WHAT THE TASK REQUIRES:
The listing below must be repeated word for word, with its images excluded.

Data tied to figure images

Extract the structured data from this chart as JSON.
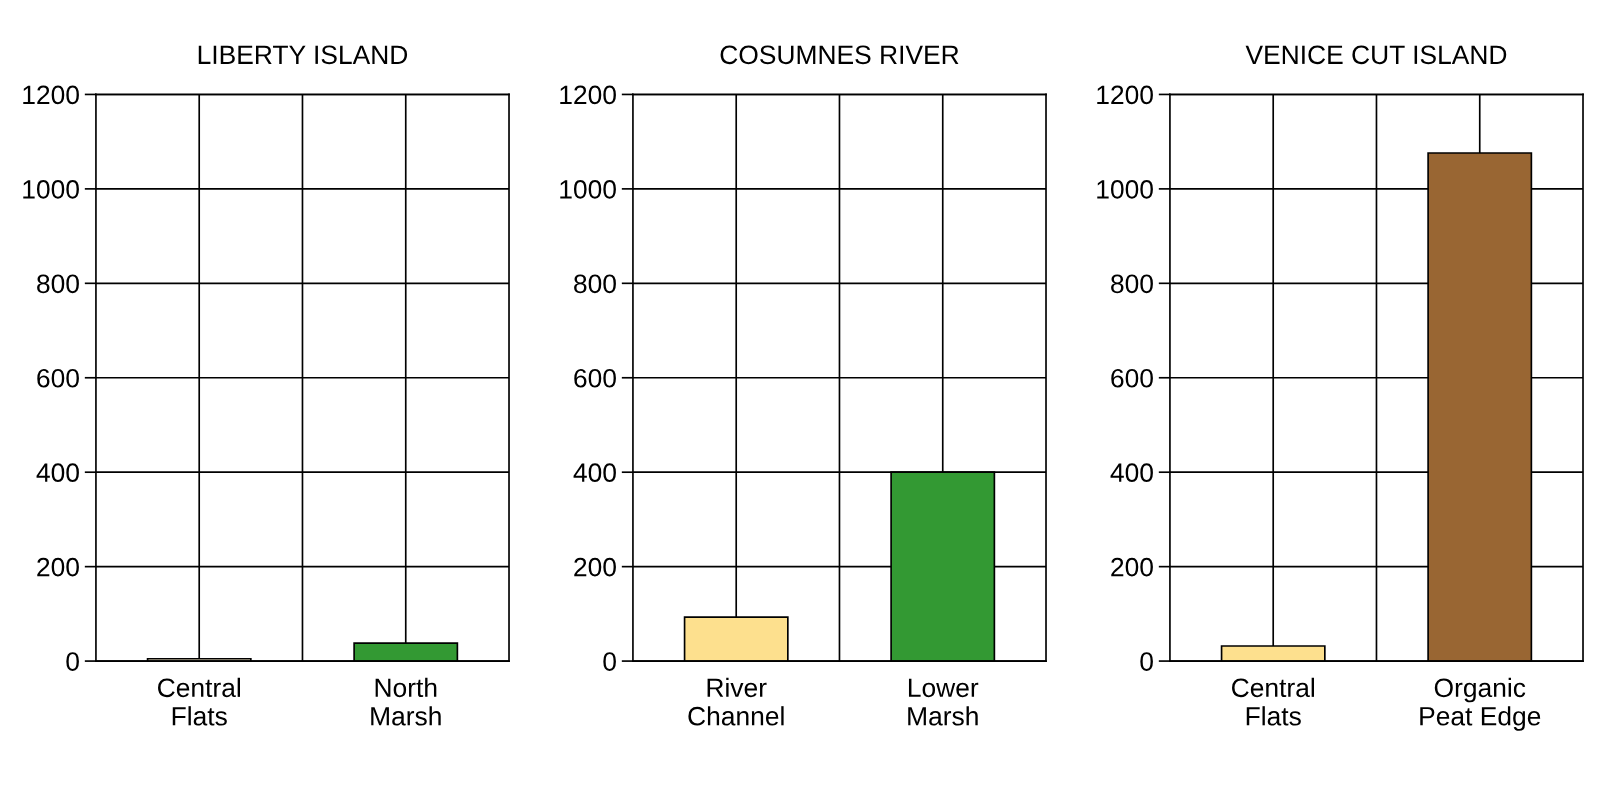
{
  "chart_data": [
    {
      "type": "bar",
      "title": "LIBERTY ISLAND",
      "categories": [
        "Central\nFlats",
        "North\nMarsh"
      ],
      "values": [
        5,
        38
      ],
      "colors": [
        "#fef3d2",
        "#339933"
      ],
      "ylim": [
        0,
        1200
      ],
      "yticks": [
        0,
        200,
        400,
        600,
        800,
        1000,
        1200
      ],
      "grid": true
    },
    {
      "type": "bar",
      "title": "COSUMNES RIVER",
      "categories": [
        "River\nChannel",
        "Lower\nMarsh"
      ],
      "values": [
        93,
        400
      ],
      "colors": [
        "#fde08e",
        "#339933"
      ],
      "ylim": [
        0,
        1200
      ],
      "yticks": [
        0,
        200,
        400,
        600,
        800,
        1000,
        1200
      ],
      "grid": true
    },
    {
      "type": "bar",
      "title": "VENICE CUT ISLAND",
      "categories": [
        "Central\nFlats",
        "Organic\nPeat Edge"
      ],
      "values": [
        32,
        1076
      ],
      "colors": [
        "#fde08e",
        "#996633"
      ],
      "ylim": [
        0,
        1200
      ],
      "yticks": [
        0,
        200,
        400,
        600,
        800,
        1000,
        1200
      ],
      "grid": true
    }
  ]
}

FULL SOLUTION:
Extract the structured data from this chart as JSON.
{
  "chart_data": [
    {
      "type": "bar",
      "title": "LIBERTY ISLAND",
      "categories": [
        "Central\nFlats",
        "North\nMarsh"
      ],
      "values": [
        5,
        38
      ],
      "colors": [
        "#fef3d2",
        "#339933"
      ],
      "ylim": [
        0,
        1200
      ],
      "yticks": [
        0,
        200,
        400,
        600,
        800,
        1000,
        1200
      ],
      "grid": true
    },
    {
      "type": "bar",
      "title": "COSUMNES RIVER",
      "categories": [
        "River\nChannel",
        "Lower\nMarsh"
      ],
      "values": [
        93,
        400
      ],
      "colors": [
        "#fde08e",
        "#339933"
      ],
      "ylim": [
        0,
        1200
      ],
      "yticks": [
        0,
        200,
        400,
        600,
        800,
        1000,
        1200
      ],
      "grid": true
    },
    {
      "type": "bar",
      "title": "VENICE CUT ISLAND",
      "categories": [
        "Central\nFlats",
        "Organic\nPeat Edge"
      ],
      "values": [
        32,
        1076
      ],
      "colors": [
        "#fde08e",
        "#996633"
      ],
      "ylim": [
        0,
        1200
      ],
      "yticks": [
        0,
        200,
        400,
        600,
        800,
        1000,
        1200
      ],
      "grid": true
    }
  ]
}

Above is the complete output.